ARD-Themenwoche #wieleben -
Die massenhafte Reisebegeisterung der Menschheit ist längst zum ökologischen Problem geworden. Aber aufs Reisen verzichten wollen wir natürlich auch nicht. Nachhaltiges Reisen könnte eine Lösung sein. Um herauszufinden, wie das geht, hat sich Reporterin Kristina Schlick auf den Weg gemacht.
Tourismus ist per Definition mit Bewegung verbunden. Das heißt, man braucht auch Transportmittel dafür. Und die verbrauchen Energie. Und die tragen eben zum Klimawandel bei. Das ist meines Erachtens der problematischste Aspekt von Tourismus. Und deshalb muss nachhaltiger Tourismus sehr darauf achten, dass wir mit Verkehrsmitteln unterwegs sind, die möglichst wenig Emissionen produzieren.
7000 Kilometer per Anhalter
Aber die muss man ja erstmal finden - vor allem, wenn man wie ich am liebsten in ferne Länder reist. Deswegen schaue ich mir mit Wolfgang Strasdas an, wie andere Leute verreisen. Wolfgang Strasdas ist Professor für nachhaltigen Tourismus an der Hochschule für nachhaltige Entwicklung in Eberswalde und deshalb mindestens so wie ich daran interessiert, herauszufinden, wie man nachhaltig verreisen kann.

Ihre Aufgaben:
1. Welche Stelle hat Wolfgang Strasdas laut dem Textauszug inne?
2. Geben Sie die Passage des Textauszugs von „Tourismus ist per“ bis einschließlich „nachhaltig verreisen kann.“ wortgetreu wieder.

Datenzeilen:
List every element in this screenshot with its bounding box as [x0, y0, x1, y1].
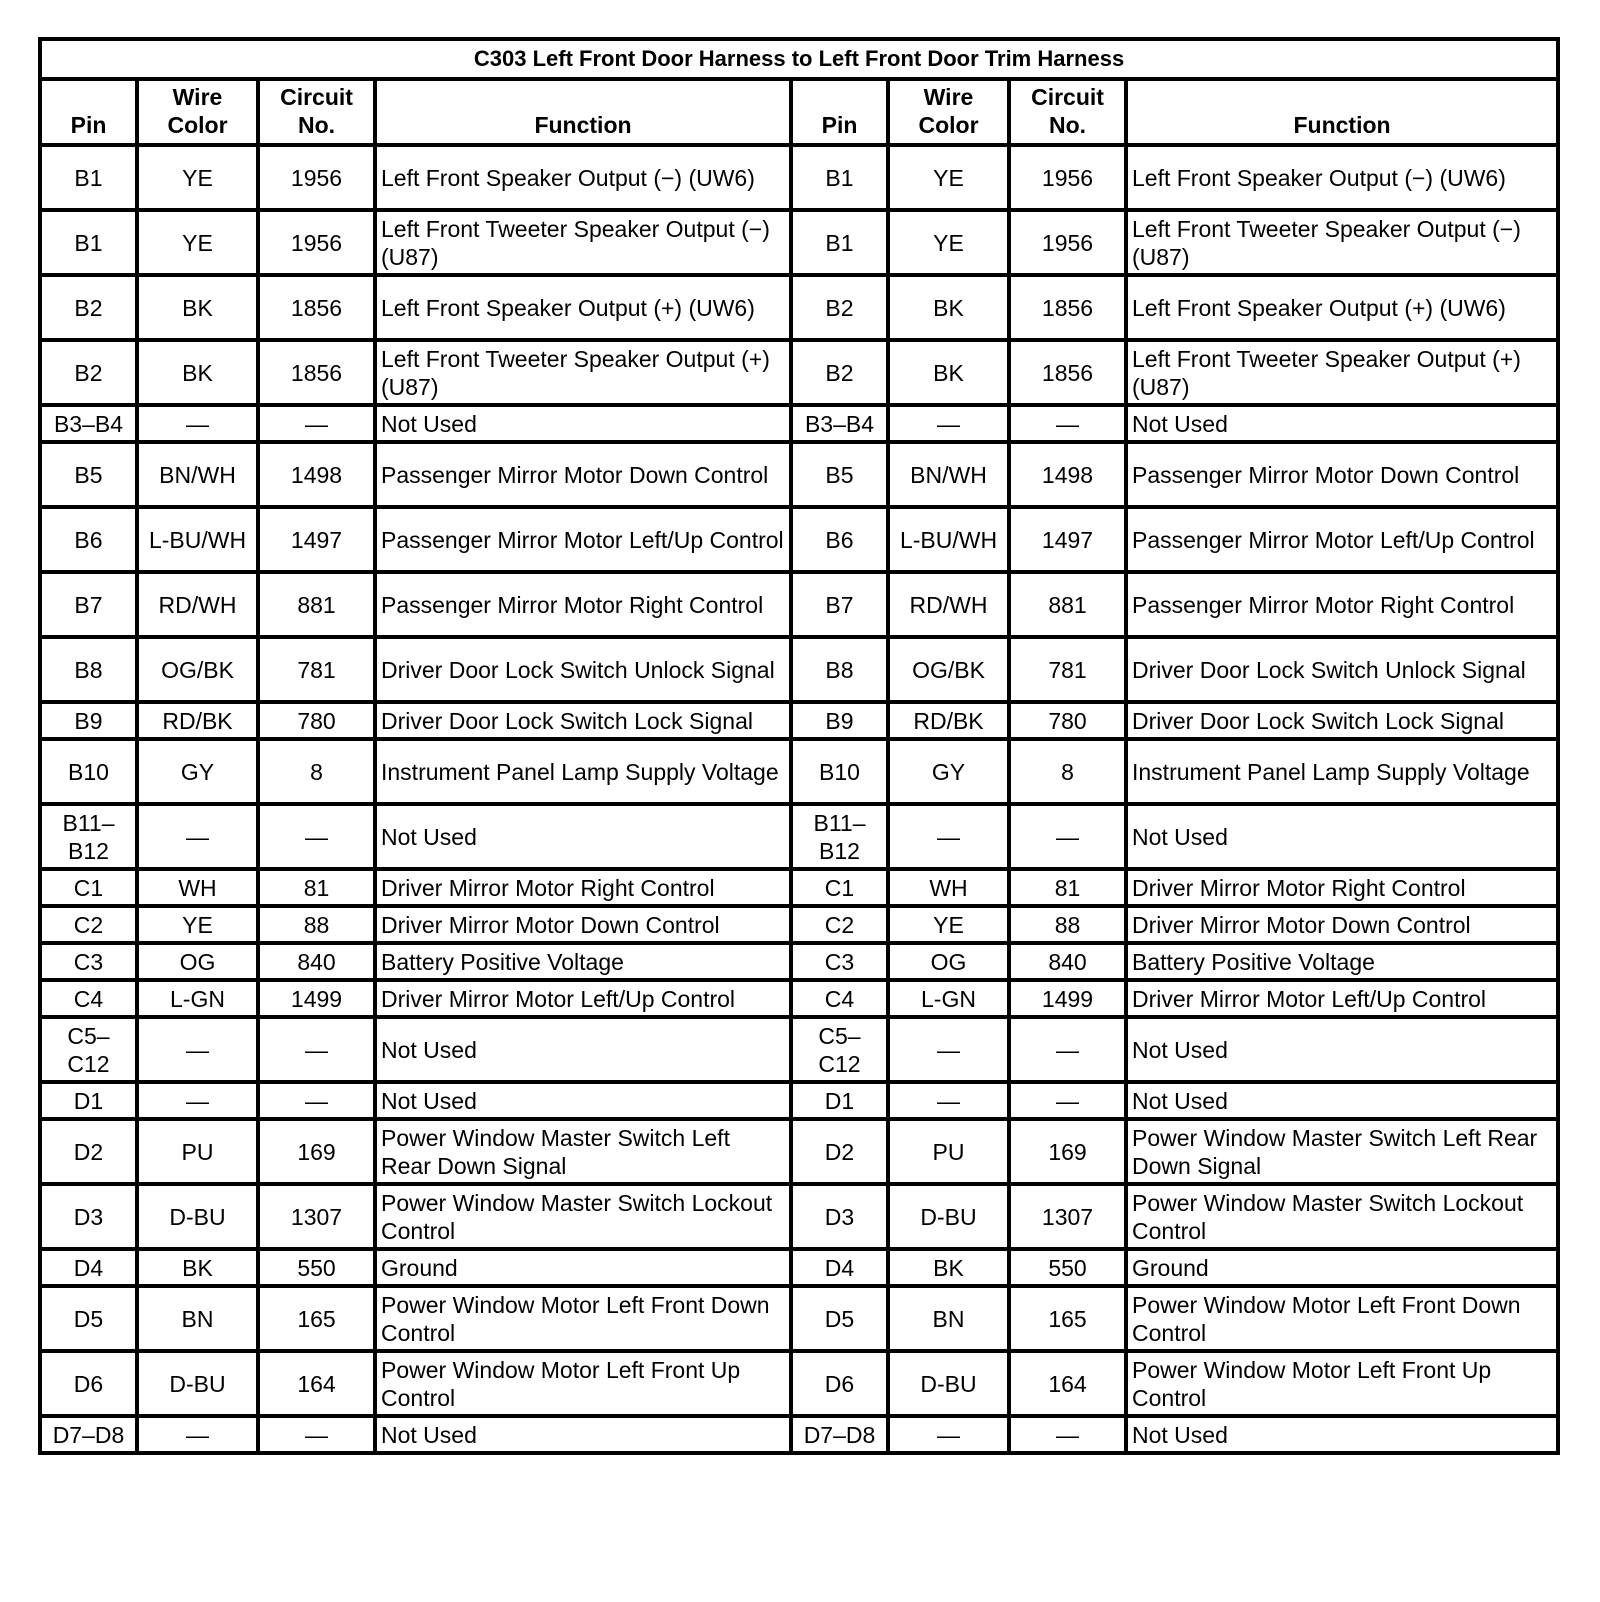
function-cell: Left Front Speaker Output (+) (UW6): [375, 275, 791, 340]
wire-color-cell: —: [137, 1017, 258, 1082]
circuit-cell: 780: [258, 702, 375, 739]
circuit-cell: 81: [1009, 869, 1126, 906]
function-cell: Driver Door Lock Switch Lock Signal: [1126, 702, 1558, 739]
circuit-cell: 1499: [258, 980, 375, 1017]
pin-cell: C2: [791, 906, 888, 943]
table-row: [40, 1416, 1558, 1453]
function-cell: Not Used: [375, 405, 791, 442]
pin-cell: C1: [40, 869, 137, 906]
wire-color-cell: YE: [137, 145, 258, 210]
wire-color-cell: BN: [888, 1286, 1009, 1351]
table-row: [40, 943, 1558, 980]
wire-color-cell: OG/BK: [137, 637, 258, 702]
function-cell: Passenger Mirror Motor Right Control: [375, 572, 791, 637]
function-cell: Driver Mirror Motor Left/Up Control: [1126, 980, 1558, 1017]
table-row: [40, 1119, 1558, 1184]
pin-cell: D1: [40, 1082, 137, 1119]
function-cell: Left Front Tweeter Speaker Output (−) (U87): [1126, 210, 1558, 275]
wire-color-cell: YE: [137, 906, 258, 943]
wire-color-cell: —: [137, 1416, 258, 1453]
circuit-cell: 81: [258, 869, 375, 906]
pin-cell: B6: [791, 507, 888, 572]
circuit-cell: 8: [258, 739, 375, 804]
table-row: [40, 442, 1558, 507]
circuit-cell: —: [258, 1017, 375, 1082]
function-cell: Battery Positive Voltage: [375, 943, 791, 980]
pin-cell: B11–B12: [791, 804, 888, 869]
circuit-cell: 88: [1009, 906, 1126, 943]
pin-cell: D6: [40, 1351, 137, 1416]
function-cell: Battery Positive Voltage: [1126, 943, 1558, 980]
table-row: [40, 1286, 1558, 1351]
pin-cell: B5: [40, 442, 137, 507]
pin-cell: B9: [791, 702, 888, 739]
wire-color-cell: OG/BK: [888, 637, 1009, 702]
circuit-cell: 165: [258, 1286, 375, 1351]
pin-cell: B10: [40, 739, 137, 804]
function-cell: Passenger Mirror Motor Right Control: [1126, 572, 1558, 637]
table-row: [40, 1082, 1558, 1119]
pin-cell: B2: [791, 340, 888, 405]
wire-color-cell: L-BU/WH: [888, 507, 1009, 572]
table-row: [40, 637, 1558, 702]
wire-color-cell: RD/BK: [888, 702, 1009, 739]
function-cell: Instrument Panel Lamp Supply Voltage: [375, 739, 791, 804]
table-row: [40, 1351, 1558, 1416]
pin-cell: D6: [791, 1351, 888, 1416]
circuit-cell: 1956: [258, 210, 375, 275]
wire-color-cell: BN: [137, 1286, 258, 1351]
circuit-cell: 1856: [1009, 340, 1126, 405]
function-cell: Driver Mirror Motor Right Control: [1126, 869, 1558, 906]
pin-cell: D5: [791, 1286, 888, 1351]
pin-cell: B11–B12: [40, 804, 137, 869]
table-row: [40, 1017, 1558, 1082]
circuit-cell: 1856: [1009, 275, 1126, 340]
function-cell: Passenger Mirror Motor Down Control: [1126, 442, 1558, 507]
pin-cell: B1: [40, 145, 137, 210]
wire-color-cell: BK: [137, 1249, 258, 1286]
function-cell: Passenger Mirror Motor Left/Up Control: [1126, 507, 1558, 572]
pin-cell: B2: [791, 275, 888, 340]
pin-cell: C2: [40, 906, 137, 943]
table-row: [40, 405, 1558, 442]
table-row: [40, 906, 1558, 943]
circuit-cell: 840: [258, 943, 375, 980]
pin-cell: D2: [791, 1119, 888, 1184]
wire-color-cell: —: [137, 1082, 258, 1119]
circuit-cell: —: [1009, 1082, 1126, 1119]
wire-color-cell: L-GN: [137, 980, 258, 1017]
circuit-cell: 1856: [258, 340, 375, 405]
function-cell: Not Used: [375, 804, 791, 869]
wire-color-cell: BN/WH: [888, 442, 1009, 507]
table-row: [40, 507, 1558, 572]
circuit-cell: —: [1009, 405, 1126, 442]
table-row: [40, 1184, 1558, 1249]
header-pin: Pin: [40, 79, 137, 145]
function-cell: Not Used: [1126, 804, 1558, 869]
pin-cell: D3: [40, 1184, 137, 1249]
function-cell: Power Window Master Switch Left Rear Down Signal: [1126, 1119, 1558, 1184]
circuit-cell: 781: [1009, 637, 1126, 702]
wire-color-cell: L-GN: [888, 980, 1009, 1017]
header-wire-color: Wire Color: [137, 79, 258, 145]
circuit-cell: 1956: [1009, 210, 1126, 275]
table-row: [40, 275, 1558, 340]
pin-cell: B6: [40, 507, 137, 572]
function-cell: Power Window Motor Left Front Up Control: [375, 1351, 791, 1416]
pin-cell: D7–D8: [791, 1416, 888, 1453]
pin-cell: C1: [791, 869, 888, 906]
circuit-cell: 165: [1009, 1286, 1126, 1351]
wire-color-cell: YE: [888, 210, 1009, 275]
pin-cell: B10: [791, 739, 888, 804]
wire-color-cell: —: [137, 405, 258, 442]
table-title: C303 Left Front Door Harness to Left Front Door Trim Harness: [40, 39, 1558, 79]
wire-color-cell: D-BU: [137, 1184, 258, 1249]
circuit-cell: —: [1009, 804, 1126, 869]
wire-color-cell: RD/WH: [137, 572, 258, 637]
function-cell: Not Used: [1126, 1082, 1558, 1119]
circuit-cell: —: [1009, 1416, 1126, 1453]
function-cell: Power Window Master Switch Left Rear Down Signal: [375, 1119, 791, 1184]
pin-cell: B2: [40, 275, 137, 340]
function-cell: Power Window Motor Left Front Up Control: [1126, 1351, 1558, 1416]
circuit-cell: 780: [1009, 702, 1126, 739]
function-cell: Driver Mirror Motor Left/Up Control: [375, 980, 791, 1017]
pin-cell: C5–C12: [40, 1017, 137, 1082]
header-function: Function: [375, 79, 791, 145]
function-cell: Driver Mirror Motor Right Control: [375, 869, 791, 906]
circuit-cell: 550: [258, 1249, 375, 1286]
pin-cell: D4: [791, 1249, 888, 1286]
circuit-cell: —: [258, 804, 375, 869]
pin-cell: B9: [40, 702, 137, 739]
circuit-cell: 1498: [258, 442, 375, 507]
wire-color-cell: D-BU: [888, 1351, 1009, 1416]
wire-color-cell: RD/BK: [137, 702, 258, 739]
wire-color-cell: GY: [137, 739, 258, 804]
circuit-cell: 1307: [1009, 1184, 1126, 1249]
header-wire-color: Wire Color: [888, 79, 1009, 145]
function-cell: Not Used: [1126, 1416, 1558, 1453]
wire-color-cell: BK: [888, 275, 1009, 340]
pin-cell: C4: [40, 980, 137, 1017]
circuit-cell: 8: [1009, 739, 1126, 804]
circuit-cell: —: [258, 1082, 375, 1119]
wire-color-cell: —: [888, 1082, 1009, 1119]
wire-color-cell: BK: [888, 340, 1009, 405]
wire-color-cell: BK: [137, 340, 258, 405]
connector-pinout-table: [38, 37, 1560, 1455]
circuit-cell: —: [258, 1416, 375, 1453]
header-function: Function: [1126, 79, 1558, 145]
circuit-cell: 1956: [1009, 145, 1126, 210]
table-row: [40, 1249, 1558, 1286]
table-row: [40, 869, 1558, 906]
function-cell: Left Front Speaker Output (−) (UW6): [375, 145, 791, 210]
function-cell: Left Front Tweeter Speaker Output (+) (U87): [375, 340, 791, 405]
pin-cell: B7: [791, 572, 888, 637]
function-cell: Not Used: [375, 1082, 791, 1119]
circuit-cell: 550: [1009, 1249, 1126, 1286]
pin-cell: B7: [40, 572, 137, 637]
wire-color-cell: —: [888, 405, 1009, 442]
table-row: [40, 739, 1558, 804]
circuit-cell: 164: [1009, 1351, 1126, 1416]
function-cell: Driver Door Lock Switch Unlock Signal: [1126, 637, 1558, 702]
wire-color-cell: OG: [137, 943, 258, 980]
pin-cell: C3: [40, 943, 137, 980]
pin-cell: D5: [40, 1286, 137, 1351]
function-cell: Not Used: [375, 1017, 791, 1082]
table-row: [40, 804, 1558, 869]
table-row: [40, 210, 1558, 275]
function-cell: Instrument Panel Lamp Supply Voltage: [1126, 739, 1558, 804]
wire-color-cell: WH: [888, 869, 1009, 906]
function-cell: Power Window Motor Left Front Down Control: [375, 1286, 791, 1351]
function-cell: Driver Door Lock Switch Unlock Signal: [375, 637, 791, 702]
wire-color-cell: —: [888, 1416, 1009, 1453]
circuit-cell: 781: [258, 637, 375, 702]
circuit-cell: —: [258, 405, 375, 442]
pin-cell: C5–C12: [791, 1017, 888, 1082]
function-cell: Left Front Speaker Output (−) (UW6): [1126, 145, 1558, 210]
pin-cell: B5: [791, 442, 888, 507]
pin-cell: B1: [791, 145, 888, 210]
circuit-cell: 1856: [258, 275, 375, 340]
circuit-cell: 88: [258, 906, 375, 943]
table-row: [40, 145, 1558, 210]
table-row: [40, 980, 1558, 1017]
wire-color-cell: BK: [888, 1249, 1009, 1286]
header-pin: Pin: [791, 79, 888, 145]
circuit-cell: 1498: [1009, 442, 1126, 507]
wire-color-cell: YE: [888, 145, 1009, 210]
pin-cell: B1: [40, 210, 137, 275]
wire-color-cell: RD/WH: [888, 572, 1009, 637]
wire-color-cell: YE: [888, 906, 1009, 943]
pin-cell: B8: [40, 637, 137, 702]
wire-color-cell: —: [137, 804, 258, 869]
circuit-cell: 881: [1009, 572, 1126, 637]
pin-cell: B2: [40, 340, 137, 405]
function-cell: Passenger Mirror Motor Down Control: [375, 442, 791, 507]
wire-color-cell: L-BU/WH: [137, 507, 258, 572]
circuit-cell: 1956: [258, 145, 375, 210]
circuit-cell: 1497: [258, 507, 375, 572]
circuit-cell: 1307: [258, 1184, 375, 1249]
pin-cell: B3–B4: [791, 405, 888, 442]
table-row: [40, 572, 1558, 637]
circuit-cell: 169: [1009, 1119, 1126, 1184]
function-cell: Ground: [375, 1249, 791, 1286]
wire-color-cell: GY: [888, 739, 1009, 804]
wire-color-cell: —: [888, 804, 1009, 869]
function-cell: Power Window Master Switch Lockout Control: [375, 1184, 791, 1249]
function-cell: Driver Mirror Motor Down Control: [1126, 906, 1558, 943]
table-row: [40, 340, 1558, 405]
function-cell: Left Front Tweeter Speaker Output (−) (U87): [375, 210, 791, 275]
circuit-cell: 169: [258, 1119, 375, 1184]
header-circuit-no: Circuit No.: [258, 79, 375, 145]
function-cell: Power Window Master Switch Lockout Control: [1126, 1184, 1558, 1249]
circuit-cell: 840: [1009, 943, 1126, 980]
wire-color-cell: BK: [137, 275, 258, 340]
function-cell: Not Used: [1126, 1017, 1558, 1082]
wire-color-cell: WH: [137, 869, 258, 906]
table-row: [40, 702, 1558, 739]
wire-color-cell: D-BU: [137, 1351, 258, 1416]
wire-color-cell: PU: [137, 1119, 258, 1184]
function-cell: Driver Mirror Motor Down Control: [375, 906, 791, 943]
circuit-cell: 1497: [1009, 507, 1126, 572]
function-cell: Driver Door Lock Switch Lock Signal: [375, 702, 791, 739]
function-cell: Power Window Motor Left Front Down Control: [1126, 1286, 1558, 1351]
pin-cell: B1: [791, 210, 888, 275]
circuit-cell: 164: [258, 1351, 375, 1416]
pin-cell: B8: [791, 637, 888, 702]
pin-cell: D7–D8: [40, 1416, 137, 1453]
function-cell: Not Used: [1126, 405, 1558, 442]
wire-color-cell: OG: [888, 943, 1009, 980]
function-cell: Left Front Tweeter Speaker Output (+) (U87): [1126, 340, 1558, 405]
pin-cell: D3: [791, 1184, 888, 1249]
pin-cell: B3–B4: [40, 405, 137, 442]
circuit-cell: 881: [258, 572, 375, 637]
pin-cell: C4: [791, 980, 888, 1017]
circuit-cell: 1499: [1009, 980, 1126, 1017]
header-circuit-no: Circuit No.: [1009, 79, 1126, 145]
function-cell: Passenger Mirror Motor Left/Up Control: [375, 507, 791, 572]
wire-color-cell: D-BU: [888, 1184, 1009, 1249]
wire-color-cell: —: [888, 1017, 1009, 1082]
circuit-cell: —: [1009, 1017, 1126, 1082]
wire-color-cell: PU: [888, 1119, 1009, 1184]
function-cell: Left Front Speaker Output (+) (UW6): [1126, 275, 1558, 340]
pin-cell: D4: [40, 1249, 137, 1286]
pin-cell: C3: [791, 943, 888, 980]
pin-cell: D2: [40, 1119, 137, 1184]
pin-cell: D1: [791, 1082, 888, 1119]
wire-color-cell: YE: [137, 210, 258, 275]
function-cell: Not Used: [375, 1416, 791, 1453]
function-cell: Ground: [1126, 1249, 1558, 1286]
wire-color-cell: BN/WH: [137, 442, 258, 507]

Lösungen:
1. Er ist Professor für nachhaltigen Tourismus an der Hochschule für nachhaltige Entwicklung in Eberswalde.

2.
Tourismus ist per Definition mit Bewegung verbunden. Das heißt, man braucht auch Transportmittel dafür. Und die verbrauchen Energie. Und die tragen eben zum Klimawandel bei. Das ist meines Erachtens der problematischste Aspekt von Tourismus. Und deshalb muss nachhaltiger Tourismus sehr darauf achten, dass wir mit Verkehrsmitteln unterwegs sind, die möglichst wenig Emissionen produzieren.
7000 Kilometer per Anhalter
Aber die muss man ja erstmal finden - vor allem, wenn man wie ich am liebsten in ferne Länder reist. Deswegen schaue ich mir mit Wolfgang Strasdas an, wie andere Leute verreisen. Wolfgang Strasdas ist Professor für nachhaltigen Tourismus an der Hochschule für nachhaltige Entwicklung in Eberswalde und deshalb mindestens so wie ich daran interessiert, herauszufinden, wie man nachhaltig verreisen kann.